■ **Input rows**:
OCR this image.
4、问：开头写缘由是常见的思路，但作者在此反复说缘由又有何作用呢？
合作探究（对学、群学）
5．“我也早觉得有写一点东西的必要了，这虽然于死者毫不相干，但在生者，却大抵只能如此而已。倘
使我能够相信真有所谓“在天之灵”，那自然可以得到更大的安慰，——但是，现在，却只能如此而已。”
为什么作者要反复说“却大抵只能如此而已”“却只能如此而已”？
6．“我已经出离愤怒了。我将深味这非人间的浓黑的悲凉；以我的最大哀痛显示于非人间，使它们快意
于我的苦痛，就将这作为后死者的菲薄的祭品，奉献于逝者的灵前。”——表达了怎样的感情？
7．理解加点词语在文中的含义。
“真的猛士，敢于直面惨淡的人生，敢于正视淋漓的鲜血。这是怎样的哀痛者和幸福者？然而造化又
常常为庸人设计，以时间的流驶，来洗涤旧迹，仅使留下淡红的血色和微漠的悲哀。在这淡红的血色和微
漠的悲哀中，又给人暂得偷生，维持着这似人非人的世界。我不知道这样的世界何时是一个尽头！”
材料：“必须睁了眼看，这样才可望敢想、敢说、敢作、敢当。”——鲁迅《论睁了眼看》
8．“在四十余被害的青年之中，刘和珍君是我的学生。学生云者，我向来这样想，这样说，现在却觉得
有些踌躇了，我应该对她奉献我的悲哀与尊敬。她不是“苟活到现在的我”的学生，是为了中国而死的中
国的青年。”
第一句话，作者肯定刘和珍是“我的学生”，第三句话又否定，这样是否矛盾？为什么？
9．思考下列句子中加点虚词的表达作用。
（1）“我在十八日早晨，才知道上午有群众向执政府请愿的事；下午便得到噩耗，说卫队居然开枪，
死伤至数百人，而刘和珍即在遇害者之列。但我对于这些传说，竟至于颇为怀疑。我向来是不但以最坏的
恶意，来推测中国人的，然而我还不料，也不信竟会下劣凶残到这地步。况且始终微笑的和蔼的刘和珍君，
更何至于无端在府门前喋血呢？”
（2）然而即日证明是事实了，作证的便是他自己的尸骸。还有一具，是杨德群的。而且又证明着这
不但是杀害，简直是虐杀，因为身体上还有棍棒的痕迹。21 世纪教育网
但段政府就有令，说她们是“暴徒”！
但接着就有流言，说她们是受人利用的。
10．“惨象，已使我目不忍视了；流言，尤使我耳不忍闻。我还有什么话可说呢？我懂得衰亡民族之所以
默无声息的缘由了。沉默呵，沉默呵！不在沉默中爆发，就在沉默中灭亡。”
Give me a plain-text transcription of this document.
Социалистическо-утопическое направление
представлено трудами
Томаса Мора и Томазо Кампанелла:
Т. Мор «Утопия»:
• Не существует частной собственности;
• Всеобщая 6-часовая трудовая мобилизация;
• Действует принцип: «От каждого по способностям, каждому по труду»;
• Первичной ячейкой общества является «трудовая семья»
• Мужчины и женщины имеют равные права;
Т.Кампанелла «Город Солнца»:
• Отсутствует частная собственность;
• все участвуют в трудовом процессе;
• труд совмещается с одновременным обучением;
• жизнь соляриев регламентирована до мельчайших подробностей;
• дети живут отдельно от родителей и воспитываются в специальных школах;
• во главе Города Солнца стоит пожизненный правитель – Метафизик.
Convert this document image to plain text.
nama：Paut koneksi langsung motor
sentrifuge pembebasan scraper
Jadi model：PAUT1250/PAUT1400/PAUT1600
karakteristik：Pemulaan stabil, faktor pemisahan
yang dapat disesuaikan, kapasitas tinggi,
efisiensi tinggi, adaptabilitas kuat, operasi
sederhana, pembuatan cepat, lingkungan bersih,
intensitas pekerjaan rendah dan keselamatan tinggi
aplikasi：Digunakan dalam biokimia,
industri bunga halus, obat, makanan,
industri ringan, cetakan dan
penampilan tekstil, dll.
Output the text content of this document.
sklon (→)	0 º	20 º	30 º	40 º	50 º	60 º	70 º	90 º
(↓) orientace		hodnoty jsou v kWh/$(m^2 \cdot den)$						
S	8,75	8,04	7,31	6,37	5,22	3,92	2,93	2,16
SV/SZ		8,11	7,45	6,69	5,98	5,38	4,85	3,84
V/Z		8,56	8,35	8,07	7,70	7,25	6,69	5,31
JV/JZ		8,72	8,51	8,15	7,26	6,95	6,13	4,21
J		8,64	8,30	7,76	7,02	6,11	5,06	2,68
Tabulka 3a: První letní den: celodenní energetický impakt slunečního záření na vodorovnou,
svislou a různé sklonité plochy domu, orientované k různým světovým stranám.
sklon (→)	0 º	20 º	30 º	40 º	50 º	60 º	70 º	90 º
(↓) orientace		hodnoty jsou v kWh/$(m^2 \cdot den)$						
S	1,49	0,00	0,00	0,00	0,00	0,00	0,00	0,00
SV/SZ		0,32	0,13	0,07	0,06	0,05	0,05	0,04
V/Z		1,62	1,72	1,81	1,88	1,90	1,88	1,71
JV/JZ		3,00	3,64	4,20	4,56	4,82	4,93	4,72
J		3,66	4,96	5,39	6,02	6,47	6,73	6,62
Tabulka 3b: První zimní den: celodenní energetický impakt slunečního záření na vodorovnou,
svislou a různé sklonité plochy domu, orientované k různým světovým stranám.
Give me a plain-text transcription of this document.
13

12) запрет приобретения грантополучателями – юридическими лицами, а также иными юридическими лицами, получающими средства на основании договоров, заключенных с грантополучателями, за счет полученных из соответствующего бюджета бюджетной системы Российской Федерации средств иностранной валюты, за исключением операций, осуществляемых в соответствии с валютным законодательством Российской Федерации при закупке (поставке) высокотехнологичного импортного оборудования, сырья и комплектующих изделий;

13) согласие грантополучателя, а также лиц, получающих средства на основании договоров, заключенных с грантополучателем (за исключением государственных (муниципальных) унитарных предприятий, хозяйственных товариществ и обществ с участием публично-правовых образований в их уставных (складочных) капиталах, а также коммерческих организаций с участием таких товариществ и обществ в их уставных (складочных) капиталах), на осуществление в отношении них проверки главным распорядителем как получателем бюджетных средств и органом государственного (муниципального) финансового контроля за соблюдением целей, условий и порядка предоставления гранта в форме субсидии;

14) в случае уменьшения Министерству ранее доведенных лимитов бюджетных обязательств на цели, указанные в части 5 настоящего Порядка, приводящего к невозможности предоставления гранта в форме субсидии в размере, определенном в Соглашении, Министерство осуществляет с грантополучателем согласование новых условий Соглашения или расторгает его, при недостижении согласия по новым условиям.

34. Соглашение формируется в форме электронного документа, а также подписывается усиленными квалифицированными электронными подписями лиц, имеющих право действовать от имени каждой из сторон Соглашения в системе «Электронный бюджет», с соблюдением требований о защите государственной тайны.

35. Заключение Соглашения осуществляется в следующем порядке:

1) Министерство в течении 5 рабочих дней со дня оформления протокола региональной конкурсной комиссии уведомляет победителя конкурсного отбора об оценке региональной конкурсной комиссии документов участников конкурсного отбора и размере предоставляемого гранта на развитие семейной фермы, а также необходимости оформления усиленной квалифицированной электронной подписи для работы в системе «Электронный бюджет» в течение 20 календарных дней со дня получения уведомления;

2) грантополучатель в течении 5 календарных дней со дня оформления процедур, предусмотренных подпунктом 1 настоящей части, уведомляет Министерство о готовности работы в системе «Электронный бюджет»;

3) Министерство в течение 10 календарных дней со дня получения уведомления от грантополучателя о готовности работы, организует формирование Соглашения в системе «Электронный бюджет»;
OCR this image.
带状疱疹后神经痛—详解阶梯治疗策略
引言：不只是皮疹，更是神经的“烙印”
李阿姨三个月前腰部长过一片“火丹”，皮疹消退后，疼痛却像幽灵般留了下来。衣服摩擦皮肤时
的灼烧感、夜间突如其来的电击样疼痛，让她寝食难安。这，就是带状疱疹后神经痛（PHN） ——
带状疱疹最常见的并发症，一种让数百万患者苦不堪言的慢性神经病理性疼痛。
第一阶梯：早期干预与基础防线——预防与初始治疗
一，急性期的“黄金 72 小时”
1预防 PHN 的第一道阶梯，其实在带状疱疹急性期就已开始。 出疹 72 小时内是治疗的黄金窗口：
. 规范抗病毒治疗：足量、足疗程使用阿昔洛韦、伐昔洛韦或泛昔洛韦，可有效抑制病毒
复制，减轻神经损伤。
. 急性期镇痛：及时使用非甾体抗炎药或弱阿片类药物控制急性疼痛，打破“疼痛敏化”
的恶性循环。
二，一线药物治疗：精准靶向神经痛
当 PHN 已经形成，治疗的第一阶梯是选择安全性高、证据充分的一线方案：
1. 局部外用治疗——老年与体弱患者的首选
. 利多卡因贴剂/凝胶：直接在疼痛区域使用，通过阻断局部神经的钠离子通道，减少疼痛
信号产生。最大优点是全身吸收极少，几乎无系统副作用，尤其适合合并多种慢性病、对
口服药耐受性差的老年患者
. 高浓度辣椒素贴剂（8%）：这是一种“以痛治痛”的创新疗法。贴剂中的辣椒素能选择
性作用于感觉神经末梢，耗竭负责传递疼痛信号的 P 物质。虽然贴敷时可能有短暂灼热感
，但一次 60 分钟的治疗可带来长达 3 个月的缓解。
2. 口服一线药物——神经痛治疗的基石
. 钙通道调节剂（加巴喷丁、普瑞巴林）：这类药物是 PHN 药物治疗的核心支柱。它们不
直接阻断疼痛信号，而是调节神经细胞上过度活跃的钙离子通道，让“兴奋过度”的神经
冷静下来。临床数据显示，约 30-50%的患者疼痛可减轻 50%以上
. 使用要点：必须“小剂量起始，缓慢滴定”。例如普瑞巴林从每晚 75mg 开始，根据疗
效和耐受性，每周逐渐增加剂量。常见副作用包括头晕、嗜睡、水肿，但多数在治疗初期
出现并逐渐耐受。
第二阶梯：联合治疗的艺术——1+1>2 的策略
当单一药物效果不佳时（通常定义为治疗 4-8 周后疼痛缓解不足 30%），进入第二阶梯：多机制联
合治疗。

■ **Goal**:
What is the number of lines in the listing above that contain the string "готовности"? Give only the number.

■ **Answer for this exercise**:
2